* TASK BRIEF:
Exactly as given, repeat all of the entries.

* DATASET RECORDS:
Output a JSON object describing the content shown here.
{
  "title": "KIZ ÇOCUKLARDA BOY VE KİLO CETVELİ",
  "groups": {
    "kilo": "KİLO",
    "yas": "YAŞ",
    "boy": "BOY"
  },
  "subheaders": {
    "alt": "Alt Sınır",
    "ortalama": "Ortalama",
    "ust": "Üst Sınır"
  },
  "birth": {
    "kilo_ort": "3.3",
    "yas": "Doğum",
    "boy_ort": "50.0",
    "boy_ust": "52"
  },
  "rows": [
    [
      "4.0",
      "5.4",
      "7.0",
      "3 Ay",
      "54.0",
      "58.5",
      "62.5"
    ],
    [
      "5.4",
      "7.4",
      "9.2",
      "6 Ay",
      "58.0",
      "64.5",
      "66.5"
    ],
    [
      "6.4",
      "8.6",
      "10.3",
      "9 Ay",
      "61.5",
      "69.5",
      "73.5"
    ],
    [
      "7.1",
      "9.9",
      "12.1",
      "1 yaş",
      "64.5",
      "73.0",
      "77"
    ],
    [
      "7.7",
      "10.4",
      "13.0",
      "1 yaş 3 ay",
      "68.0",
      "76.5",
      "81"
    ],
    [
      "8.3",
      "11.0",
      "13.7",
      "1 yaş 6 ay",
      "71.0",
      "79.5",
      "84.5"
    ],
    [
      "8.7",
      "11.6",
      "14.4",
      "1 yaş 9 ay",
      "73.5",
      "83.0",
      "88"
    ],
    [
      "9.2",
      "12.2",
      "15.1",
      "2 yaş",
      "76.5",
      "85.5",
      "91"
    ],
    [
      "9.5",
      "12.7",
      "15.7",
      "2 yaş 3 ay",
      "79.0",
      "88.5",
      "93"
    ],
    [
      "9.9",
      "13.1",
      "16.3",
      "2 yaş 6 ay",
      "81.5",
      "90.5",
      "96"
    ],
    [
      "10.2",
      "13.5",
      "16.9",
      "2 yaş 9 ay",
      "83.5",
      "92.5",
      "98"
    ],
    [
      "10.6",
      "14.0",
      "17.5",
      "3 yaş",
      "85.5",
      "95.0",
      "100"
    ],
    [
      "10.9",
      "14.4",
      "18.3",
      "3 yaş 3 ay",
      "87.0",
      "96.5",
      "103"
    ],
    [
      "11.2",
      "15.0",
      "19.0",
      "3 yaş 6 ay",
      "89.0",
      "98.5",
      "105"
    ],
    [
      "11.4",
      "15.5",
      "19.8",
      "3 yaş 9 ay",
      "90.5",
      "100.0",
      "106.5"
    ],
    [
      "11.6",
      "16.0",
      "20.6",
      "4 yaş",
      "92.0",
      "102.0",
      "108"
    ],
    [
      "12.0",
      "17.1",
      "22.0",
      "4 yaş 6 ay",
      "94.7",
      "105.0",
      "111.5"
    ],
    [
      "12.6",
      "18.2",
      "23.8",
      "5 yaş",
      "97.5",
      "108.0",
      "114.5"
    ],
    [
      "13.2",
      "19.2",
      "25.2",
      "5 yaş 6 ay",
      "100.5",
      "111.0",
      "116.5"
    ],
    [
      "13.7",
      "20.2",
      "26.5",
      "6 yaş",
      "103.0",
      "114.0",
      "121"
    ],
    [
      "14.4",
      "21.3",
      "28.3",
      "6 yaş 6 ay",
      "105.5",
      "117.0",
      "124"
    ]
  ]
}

* RESPONSE TO THE TASK:
Output a JSON object describing the content shown here.
{
  "title": "KIZ ÇOCUKLARDA BOY VE KİLO CETVELİ",
  "groups": {
    "kilo": "KİLO",
    "yas": "YAŞ",
    "boy": "BOY"
  },
  "subheaders": {
    "alt": "Alt Sınır",
    "ortalama": "Ortalama",
    "ust": "Üst Sınır"
  },
  "birth": {
    "kilo_ort": "3.3",
    "yas": "Doğum",
    "boy_ort": "50.0",
    "boy_ust": "52"
  },
  "rows": [
    [
      "4.0",
      "5.4",
      "7.0",
      "3 Ay",
      "54.0",
      "58.5",
      "62.5"
    ],
    [
      "5.4",
      "7.4",
      "9.2",
      "6 Ay",
      "58.0",
      "64.5",
      "66.5"
    ],
    [
      "6.4",
      "8.6",
      "10.3",
      "9 Ay",
      "61.5",
      "69.5",
      "73.5"
    ],
    [
      "7.1",
      "9.9",
      "12.1",
      "1 yaş",
      "64.5",
      "73.0",
      "77"
    ],
    [
      "7.7",
      "10.4",
      "13.0",
      "1 yaş 3 ay",
      "68.0",
      "76.5",
      "81"
    ],
    [
      "8.3",
      "11.0",
      "13.7",
      "1 yaş 6 ay",
      "71.0",
      "79.5",
      "84.5"
    ],
    [
      "8.7",
      "11.6",
      "14.4",
      "1 yaş 9 ay",
      "73.5",
      "83.0",
      "88"
    ],
    [
      "9.2",
      "12.2",
      "15.1",
      "2 yaş",
      "76.5",
      "85.5",
      "91"
    ],
    [
      "9.5",
      "12.7",
      "15.7",
      "2 yaş 3 ay",
      "79.0",
      "88.5",
      "93"
    ],
    [
      "9.9",
      "13.1",
      "16.3",
      "2 yaş 6 ay",
      "81.5",
      "90.5",
      "96"
    ],
    [
      "10.2",
      "13.5",
      "16.9",
      "2 yaş 9 ay",
      "83.5",
      "92.5",
      "98"
    ],
    [
      "10.6",
      "14.0",
      "17.5",
      "3 yaş",
      "85.5",
      "95.0",
      "100"
    ],
    [
      "10.9",
      "14.4",
      "18.3",
      "3 yaş 3 ay",
      "87.0",
      "96.5",
      "103"
    ],
    [
      "11.2",
      "15.0",
      "19.0",
      "3 yaş 6 ay",
      "89.0",
      "98.5",
      "105"
    ],
    [
      "11.4",
      "15.5",
      "19.8",
      "3 yaş 9 ay",
      "90.5",
      "100.0",
      "106.5"
    ],
    [
      "11.6",
      "16.0",
      "20.6",
      "4 yaş",
      "92.0",
      "102.0",
      "108"
    ],
    [
      "12.0",
      "17.1",
      "22.0",
      "4 yaş 6 ay",
      "94.7",
      "105.0",
      "111.5"
    ],
    [
      "12.6",
      "18.2",
      "23.8",
      "5 yaş",
      "97.5",
      "108.0",
      "114.5"
    ],
    [
      "13.2",
      "19.2",
      "25.2",
      "5 yaş 6 ay",
      "100.5",
      "111.0",
      "116.5"
    ],
    [
      "13.7",
      "20.2",
      "26.5",
      "6 yaş",
      "103.0",
      "114.0",
      "121"
    ],
    [
      "14.4",
      "21.3",
      "28.3",
      "6 yaş 6 ay",
      "105.5",
      "117.0",
      "124"
    ]
  ]
}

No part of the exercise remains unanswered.